• **TO DO**: Your reply should be one number: the count of lines holding the word "ylabel".

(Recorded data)
-*-

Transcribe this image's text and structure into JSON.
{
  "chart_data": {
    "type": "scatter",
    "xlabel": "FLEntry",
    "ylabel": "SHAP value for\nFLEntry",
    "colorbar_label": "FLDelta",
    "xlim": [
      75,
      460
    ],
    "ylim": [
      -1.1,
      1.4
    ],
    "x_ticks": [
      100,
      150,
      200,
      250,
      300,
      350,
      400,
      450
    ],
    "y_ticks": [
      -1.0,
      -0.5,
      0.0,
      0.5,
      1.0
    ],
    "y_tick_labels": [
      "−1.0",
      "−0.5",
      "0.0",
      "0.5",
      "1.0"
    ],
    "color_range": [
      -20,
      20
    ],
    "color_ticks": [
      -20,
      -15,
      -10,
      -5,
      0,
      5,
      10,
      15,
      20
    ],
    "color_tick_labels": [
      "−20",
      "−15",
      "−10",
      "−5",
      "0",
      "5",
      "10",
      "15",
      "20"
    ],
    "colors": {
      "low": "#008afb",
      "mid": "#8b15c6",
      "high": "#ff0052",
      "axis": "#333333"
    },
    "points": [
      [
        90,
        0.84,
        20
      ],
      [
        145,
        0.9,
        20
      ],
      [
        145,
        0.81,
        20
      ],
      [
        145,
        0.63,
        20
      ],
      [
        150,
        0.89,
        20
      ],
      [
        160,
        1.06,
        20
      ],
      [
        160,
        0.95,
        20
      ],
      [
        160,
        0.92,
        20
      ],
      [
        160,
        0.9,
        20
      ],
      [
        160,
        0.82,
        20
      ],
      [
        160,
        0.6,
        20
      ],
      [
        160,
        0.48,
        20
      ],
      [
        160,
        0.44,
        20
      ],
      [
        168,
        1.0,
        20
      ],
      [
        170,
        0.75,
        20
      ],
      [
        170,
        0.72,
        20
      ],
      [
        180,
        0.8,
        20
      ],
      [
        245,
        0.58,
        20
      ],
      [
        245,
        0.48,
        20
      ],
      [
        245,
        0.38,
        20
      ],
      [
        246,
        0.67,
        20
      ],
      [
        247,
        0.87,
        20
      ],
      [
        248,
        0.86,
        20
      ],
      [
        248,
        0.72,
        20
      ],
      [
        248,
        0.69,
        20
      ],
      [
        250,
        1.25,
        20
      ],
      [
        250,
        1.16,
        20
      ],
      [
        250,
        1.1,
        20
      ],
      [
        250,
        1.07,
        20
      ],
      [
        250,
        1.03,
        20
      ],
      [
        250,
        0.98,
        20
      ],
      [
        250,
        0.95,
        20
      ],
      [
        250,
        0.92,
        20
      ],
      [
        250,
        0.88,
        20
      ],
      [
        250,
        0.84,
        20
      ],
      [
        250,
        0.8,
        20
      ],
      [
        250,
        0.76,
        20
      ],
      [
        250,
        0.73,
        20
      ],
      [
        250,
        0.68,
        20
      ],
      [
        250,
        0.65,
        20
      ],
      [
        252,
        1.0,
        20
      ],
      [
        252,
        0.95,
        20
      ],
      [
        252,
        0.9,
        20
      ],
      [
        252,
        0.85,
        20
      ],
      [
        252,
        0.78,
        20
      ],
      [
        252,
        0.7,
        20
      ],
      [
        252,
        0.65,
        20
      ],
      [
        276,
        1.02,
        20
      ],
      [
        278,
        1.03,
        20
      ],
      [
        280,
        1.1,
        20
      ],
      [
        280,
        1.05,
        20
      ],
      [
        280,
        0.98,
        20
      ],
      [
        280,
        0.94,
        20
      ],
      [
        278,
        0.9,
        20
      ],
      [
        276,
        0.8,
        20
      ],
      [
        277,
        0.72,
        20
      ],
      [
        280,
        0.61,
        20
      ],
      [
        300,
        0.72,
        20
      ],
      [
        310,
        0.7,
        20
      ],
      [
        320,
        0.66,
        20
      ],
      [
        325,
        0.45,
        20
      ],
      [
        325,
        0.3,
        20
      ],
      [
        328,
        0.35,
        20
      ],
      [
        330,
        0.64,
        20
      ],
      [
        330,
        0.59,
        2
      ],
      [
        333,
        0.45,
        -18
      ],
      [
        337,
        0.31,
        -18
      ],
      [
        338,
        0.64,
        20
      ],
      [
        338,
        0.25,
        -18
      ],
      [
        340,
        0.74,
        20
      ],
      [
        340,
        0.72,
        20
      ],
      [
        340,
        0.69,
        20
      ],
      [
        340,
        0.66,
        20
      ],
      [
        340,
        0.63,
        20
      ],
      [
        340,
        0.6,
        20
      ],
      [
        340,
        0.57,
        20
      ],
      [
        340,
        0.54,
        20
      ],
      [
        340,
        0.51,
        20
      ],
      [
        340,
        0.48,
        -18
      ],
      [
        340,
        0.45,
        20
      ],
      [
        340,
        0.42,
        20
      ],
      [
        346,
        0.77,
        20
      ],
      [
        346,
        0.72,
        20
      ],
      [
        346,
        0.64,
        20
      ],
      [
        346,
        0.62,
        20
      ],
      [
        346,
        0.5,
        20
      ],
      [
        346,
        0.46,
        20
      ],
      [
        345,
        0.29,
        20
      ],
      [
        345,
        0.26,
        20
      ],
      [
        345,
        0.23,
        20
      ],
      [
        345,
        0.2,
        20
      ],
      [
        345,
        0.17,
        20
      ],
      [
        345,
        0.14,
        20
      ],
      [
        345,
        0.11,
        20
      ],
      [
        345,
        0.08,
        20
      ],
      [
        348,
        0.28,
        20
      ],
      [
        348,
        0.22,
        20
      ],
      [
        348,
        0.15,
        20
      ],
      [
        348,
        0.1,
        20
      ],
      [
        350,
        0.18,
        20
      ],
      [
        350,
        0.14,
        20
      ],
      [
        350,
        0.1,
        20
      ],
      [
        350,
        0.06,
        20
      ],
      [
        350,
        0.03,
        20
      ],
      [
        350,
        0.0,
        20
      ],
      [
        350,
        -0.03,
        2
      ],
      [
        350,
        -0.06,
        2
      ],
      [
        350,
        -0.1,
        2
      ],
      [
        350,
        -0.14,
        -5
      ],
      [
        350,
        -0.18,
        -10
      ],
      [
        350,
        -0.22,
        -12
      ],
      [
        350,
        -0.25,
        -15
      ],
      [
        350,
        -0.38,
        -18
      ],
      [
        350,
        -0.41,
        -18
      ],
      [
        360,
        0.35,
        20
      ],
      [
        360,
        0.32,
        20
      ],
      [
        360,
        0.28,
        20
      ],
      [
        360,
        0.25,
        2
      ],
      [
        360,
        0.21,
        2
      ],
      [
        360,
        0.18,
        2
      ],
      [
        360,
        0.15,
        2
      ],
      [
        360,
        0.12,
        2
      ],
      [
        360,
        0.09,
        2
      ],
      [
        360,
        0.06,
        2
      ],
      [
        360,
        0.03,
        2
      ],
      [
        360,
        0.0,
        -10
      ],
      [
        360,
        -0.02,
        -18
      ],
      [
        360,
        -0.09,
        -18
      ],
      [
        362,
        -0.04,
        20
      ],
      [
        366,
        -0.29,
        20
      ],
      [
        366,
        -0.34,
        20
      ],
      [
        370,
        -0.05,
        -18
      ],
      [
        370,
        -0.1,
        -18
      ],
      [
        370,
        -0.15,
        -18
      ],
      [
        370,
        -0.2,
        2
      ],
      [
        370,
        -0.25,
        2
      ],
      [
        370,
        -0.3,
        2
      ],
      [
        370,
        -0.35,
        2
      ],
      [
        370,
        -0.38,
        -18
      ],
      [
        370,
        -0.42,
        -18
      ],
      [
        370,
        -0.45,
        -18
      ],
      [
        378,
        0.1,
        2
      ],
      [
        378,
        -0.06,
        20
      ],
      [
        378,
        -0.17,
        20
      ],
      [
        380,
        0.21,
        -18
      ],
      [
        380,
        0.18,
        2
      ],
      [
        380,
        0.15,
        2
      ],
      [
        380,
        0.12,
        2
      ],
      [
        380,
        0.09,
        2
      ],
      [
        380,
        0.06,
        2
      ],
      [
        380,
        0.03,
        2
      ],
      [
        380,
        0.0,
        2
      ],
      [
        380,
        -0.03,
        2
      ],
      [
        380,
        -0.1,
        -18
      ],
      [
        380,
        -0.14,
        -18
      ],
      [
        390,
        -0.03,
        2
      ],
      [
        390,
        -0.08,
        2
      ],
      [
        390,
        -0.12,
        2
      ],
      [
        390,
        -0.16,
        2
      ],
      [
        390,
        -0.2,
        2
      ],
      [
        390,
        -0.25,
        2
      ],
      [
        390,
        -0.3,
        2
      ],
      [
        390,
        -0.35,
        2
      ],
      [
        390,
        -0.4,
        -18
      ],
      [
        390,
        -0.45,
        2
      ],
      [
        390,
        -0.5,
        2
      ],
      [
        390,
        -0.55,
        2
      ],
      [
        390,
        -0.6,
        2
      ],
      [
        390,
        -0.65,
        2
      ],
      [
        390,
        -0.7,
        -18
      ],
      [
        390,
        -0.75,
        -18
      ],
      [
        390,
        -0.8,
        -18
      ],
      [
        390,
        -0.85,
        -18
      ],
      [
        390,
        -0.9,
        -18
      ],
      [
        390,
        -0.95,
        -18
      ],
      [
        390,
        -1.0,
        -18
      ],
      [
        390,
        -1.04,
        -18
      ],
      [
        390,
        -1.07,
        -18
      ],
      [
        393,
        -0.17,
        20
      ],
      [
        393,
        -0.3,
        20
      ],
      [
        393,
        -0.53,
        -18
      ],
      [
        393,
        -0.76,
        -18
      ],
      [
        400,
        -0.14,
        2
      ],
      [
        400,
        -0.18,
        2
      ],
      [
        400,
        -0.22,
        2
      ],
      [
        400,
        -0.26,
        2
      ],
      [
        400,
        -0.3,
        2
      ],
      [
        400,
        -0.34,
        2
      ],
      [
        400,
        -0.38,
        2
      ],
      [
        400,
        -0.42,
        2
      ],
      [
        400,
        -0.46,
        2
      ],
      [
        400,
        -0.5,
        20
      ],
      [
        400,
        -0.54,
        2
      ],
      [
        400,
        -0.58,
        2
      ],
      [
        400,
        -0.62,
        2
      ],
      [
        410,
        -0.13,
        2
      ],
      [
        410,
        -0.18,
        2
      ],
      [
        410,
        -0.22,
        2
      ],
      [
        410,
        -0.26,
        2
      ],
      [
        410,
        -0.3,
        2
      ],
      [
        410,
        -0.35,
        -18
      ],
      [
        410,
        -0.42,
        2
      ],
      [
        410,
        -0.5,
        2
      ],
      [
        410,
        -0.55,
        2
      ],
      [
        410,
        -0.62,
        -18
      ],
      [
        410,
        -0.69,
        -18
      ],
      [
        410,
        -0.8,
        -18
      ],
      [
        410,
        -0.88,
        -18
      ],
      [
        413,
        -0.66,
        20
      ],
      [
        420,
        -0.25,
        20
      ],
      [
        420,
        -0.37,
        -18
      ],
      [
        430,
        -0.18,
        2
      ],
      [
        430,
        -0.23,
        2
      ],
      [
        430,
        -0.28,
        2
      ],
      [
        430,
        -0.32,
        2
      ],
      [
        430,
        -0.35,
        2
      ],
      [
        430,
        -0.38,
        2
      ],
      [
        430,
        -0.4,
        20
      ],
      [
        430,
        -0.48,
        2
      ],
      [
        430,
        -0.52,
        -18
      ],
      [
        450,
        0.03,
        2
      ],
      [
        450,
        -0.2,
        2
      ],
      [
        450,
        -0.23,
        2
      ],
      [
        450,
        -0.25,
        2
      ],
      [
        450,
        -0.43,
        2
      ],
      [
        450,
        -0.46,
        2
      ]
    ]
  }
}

-*-

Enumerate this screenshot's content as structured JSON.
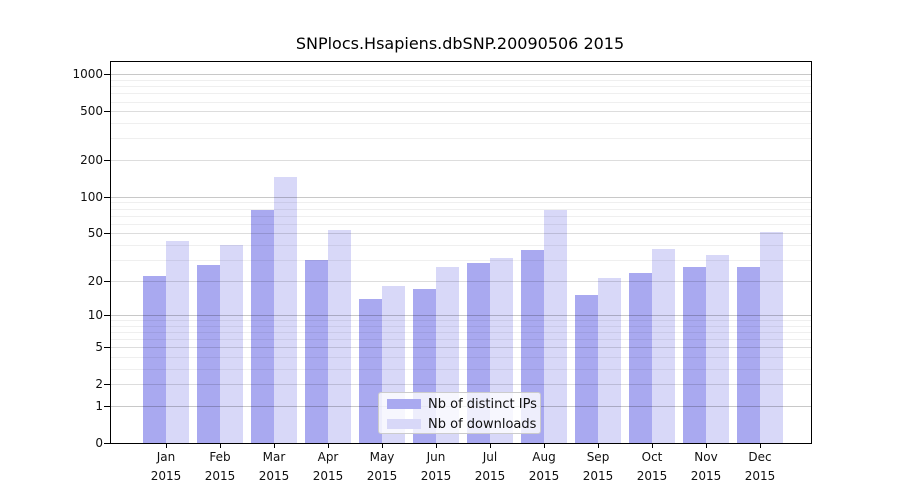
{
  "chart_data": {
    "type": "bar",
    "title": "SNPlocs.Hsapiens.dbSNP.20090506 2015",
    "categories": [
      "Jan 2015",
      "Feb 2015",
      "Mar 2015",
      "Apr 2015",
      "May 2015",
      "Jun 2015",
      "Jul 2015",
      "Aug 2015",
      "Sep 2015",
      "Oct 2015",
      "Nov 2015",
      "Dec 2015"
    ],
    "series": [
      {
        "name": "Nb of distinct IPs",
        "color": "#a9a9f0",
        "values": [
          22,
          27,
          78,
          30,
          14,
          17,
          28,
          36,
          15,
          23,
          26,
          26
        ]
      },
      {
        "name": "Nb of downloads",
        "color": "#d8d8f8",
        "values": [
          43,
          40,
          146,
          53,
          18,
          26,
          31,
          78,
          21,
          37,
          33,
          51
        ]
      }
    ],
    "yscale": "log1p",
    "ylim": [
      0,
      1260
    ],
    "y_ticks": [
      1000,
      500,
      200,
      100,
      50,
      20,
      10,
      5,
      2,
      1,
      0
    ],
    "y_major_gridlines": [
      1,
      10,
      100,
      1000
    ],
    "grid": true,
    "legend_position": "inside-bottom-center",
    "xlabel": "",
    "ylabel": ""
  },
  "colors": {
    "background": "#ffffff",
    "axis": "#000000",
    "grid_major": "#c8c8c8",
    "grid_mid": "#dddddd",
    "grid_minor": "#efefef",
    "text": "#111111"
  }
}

-*-

• **SOLVED PROBLEM**: 2